-- Start of SUPPLIED INFORMATION --

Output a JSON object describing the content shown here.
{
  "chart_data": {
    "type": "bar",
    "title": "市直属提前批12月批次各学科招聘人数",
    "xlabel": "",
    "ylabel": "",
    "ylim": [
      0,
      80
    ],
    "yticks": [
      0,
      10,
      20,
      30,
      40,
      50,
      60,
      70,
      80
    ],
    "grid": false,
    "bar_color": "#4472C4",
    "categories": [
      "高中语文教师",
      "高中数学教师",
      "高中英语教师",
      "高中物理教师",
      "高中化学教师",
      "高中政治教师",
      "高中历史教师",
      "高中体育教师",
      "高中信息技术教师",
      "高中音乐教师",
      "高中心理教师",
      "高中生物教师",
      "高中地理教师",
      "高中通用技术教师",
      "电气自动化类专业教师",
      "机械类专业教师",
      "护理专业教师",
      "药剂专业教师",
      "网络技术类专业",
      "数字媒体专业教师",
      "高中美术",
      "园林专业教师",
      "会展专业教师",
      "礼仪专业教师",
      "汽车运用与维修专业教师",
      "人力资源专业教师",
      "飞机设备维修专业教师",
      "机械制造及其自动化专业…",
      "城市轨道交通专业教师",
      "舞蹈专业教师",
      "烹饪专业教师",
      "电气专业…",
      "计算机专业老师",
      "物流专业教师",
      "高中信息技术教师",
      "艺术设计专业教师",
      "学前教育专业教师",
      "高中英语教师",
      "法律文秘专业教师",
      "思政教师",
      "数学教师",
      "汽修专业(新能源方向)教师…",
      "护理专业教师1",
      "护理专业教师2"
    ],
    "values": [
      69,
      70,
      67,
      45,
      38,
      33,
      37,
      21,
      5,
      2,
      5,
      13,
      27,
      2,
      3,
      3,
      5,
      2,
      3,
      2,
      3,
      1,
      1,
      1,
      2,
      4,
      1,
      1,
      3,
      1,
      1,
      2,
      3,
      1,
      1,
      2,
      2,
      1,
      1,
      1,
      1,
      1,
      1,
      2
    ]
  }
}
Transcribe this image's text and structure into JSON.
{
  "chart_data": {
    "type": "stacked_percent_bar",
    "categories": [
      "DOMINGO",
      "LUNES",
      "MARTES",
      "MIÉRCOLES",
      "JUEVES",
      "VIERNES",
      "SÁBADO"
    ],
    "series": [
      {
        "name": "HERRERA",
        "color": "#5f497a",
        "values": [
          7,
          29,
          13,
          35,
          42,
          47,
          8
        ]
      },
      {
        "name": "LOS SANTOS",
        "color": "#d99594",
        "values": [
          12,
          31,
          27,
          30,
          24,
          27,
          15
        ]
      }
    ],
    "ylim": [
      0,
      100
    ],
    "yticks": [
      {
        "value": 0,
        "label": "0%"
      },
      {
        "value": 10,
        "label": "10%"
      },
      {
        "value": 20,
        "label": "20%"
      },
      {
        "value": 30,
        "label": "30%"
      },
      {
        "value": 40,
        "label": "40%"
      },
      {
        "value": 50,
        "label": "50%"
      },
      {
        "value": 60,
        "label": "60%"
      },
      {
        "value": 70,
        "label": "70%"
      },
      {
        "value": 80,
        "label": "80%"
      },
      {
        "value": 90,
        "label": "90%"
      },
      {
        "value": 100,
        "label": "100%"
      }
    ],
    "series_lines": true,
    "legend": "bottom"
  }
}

-- End of SUPPLIED INFORMATION --

SET TASK — Return all of the entries word for word.

WRITTEN SOLUTION —
Output a JSON object describing the content shown here.
{
  "chart_data": {
    "type": "bar",
    "title": "市直属提前批12月批次各学科招聘人数",
    "xlabel": "",
    "ylabel": "",
    "ylim": [
      0,
      80
    ],
    "yticks": [
      0,
      10,
      20,
      30,
      40,
      50,
      60,
      70,
      80
    ],
    "grid": false,
    "bar_color": "#4472C4",
    "categories": [
      "高中语文教师",
      "高中数学教师",
      "高中英语教师",
      "高中物理教师",
      "高中化学教师",
      "高中政治教师",
      "高中历史教师",
      "高中体育教师",
      "高中信息技术教师",
      "高中音乐教师",
      "高中心理教师",
      "高中生物教师",
      "高中地理教师",
      "高中通用技术教师",
      "电气自动化类专业教师",
      "机械类专业教师",
      "护理专业教师",
      "药剂专业教师",
      "网络技术类专业",
      "数字媒体专业教师",
      "高中美术",
      "园林专业教师",
      "会展专业教师",
      "礼仪专业教师",
      "汽车运用与维修专业教师",
      "人力资源专业教师",
      "飞机设备维修专业教师",
      "机械制造及其自动化专业…",
      "城市轨道交通专业教师",
      "舞蹈专业教师",
      "烹饪专业教师",
      "电气专业…",
      "计算机专业老师",
      "物流专业教师",
      "高中信息技术教师",
      "艺术设计专业教师",
      "学前教育专业教师",
      "高中英语教师",
      "法律文秘专业教师",
      "思政教师",
      "数学教师",
      "汽修专业(新能源方向)教师…",
      "护理专业教师1",
      "护理专业教师2"
    ],
    "values": [
      69,
      70,
      67,
      45,
      38,
      33,
      37,
      21,
      5,
      2,
      5,
      13,
      27,
      2,
      3,
      3,
      5,
      2,
      3,
      2,
      3,
      1,
      1,
      1,
      2,
      4,
      1,
      1,
      3,
      1,
      1,
      2,
      3,
      1,
      1,
      2,
      2,
      1,
      1,
      1,
      1,
      1,
      1,
      2
    ]
  }
}
Transcribe this image's text and structure into JSON.
{
  "chart_data": {
    "type": "stacked_percent_bar",
    "categories": [
      "DOMINGO",
      "LUNES",
      "MARTES",
      "MIÉRCOLES",
      "JUEVES",
      "VIERNES",
      "SÁBADO"
    ],
    "series": [
      {
        "name": "HERRERA",
        "color": "#5f497a",
        "values": [
          7,
          29,
          13,
          35,
          42,
          47,
          8
        ]
      },
      {
        "name": "LOS SANTOS",
        "color": "#d99594",
        "values": [
          12,
          31,
          27,
          30,
          24,
          27,
          15
        ]
      }
    ],
    "ylim": [
      0,
      100
    ],
    "yticks": [
      {
        "value": 0,
        "label": "0%"
      },
      {
        "value": 10,
        "label": "10%"
      },
      {
        "value": 20,
        "label": "20%"
      },
      {
        "value": 30,
        "label": "30%"
      },
      {
        "value": 40,
        "label": "40%"
      },
      {
        "value": 50,
        "label": "50%"
      },
      {
        "value": 60,
        "label": "60%"
      },
      {
        "value": 70,
        "label": "70%"
      },
      {
        "value": 80,
        "label": "80%"
      },
      {
        "value": 90,
        "label": "90%"
      },
      {
        "value": 100,
        "label": "100%"
      }
    ],
    "series_lines": true,
    "legend": "bottom"
  }
}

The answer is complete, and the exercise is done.